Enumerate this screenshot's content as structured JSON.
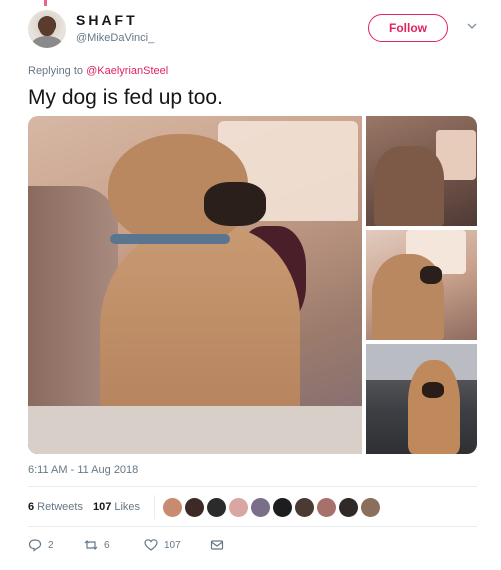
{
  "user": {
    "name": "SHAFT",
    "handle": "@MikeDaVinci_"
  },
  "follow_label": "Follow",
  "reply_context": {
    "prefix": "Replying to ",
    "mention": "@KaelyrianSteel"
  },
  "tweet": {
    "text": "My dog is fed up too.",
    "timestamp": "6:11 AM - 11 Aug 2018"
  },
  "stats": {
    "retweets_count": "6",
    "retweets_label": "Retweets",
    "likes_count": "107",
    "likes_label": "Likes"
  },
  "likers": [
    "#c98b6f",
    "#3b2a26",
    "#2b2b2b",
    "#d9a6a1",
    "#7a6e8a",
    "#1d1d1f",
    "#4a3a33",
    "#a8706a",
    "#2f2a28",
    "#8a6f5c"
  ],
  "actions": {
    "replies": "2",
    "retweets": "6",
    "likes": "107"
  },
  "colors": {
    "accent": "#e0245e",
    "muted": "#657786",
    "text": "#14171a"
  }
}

■ BRIEF:
Quote the records in full and exactly; skip any image.

■ EXERCISE OUTPUT:
Enumerate this screenshot's content as structured JSON.
{
  "user": {
    "name": "SHAFT",
    "handle": "@MikeDaVinci_"
  },
  "follow_label": "Follow",
  "reply_context": {
    "prefix": "Replying to ",
    "mention": "@KaelyrianSteel"
  },
  "tweet": {
    "text": "My dog is fed up too.",
    "timestamp": "6:11 AM - 11 Aug 2018"
  },
  "stats": {
    "retweets_count": "6",
    "retweets_label": "Retweets",
    "likes_count": "107",
    "likes_label": "Likes"
  },
  "likers": [
    "#c98b6f",
    "#3b2a26",
    "#2b2b2b",
    "#d9a6a1",
    "#7a6e8a",
    "#1d1d1f",
    "#4a3a33",
    "#a8706a",
    "#2f2a28",
    "#8a6f5c"
  ],
  "actions": {
    "replies": "2",
    "retweets": "6",
    "likes": "107"
  },
  "colors": {
    "accent": "#e0245e",
    "muted": "#657786",
    "text": "#14171a"
  }
}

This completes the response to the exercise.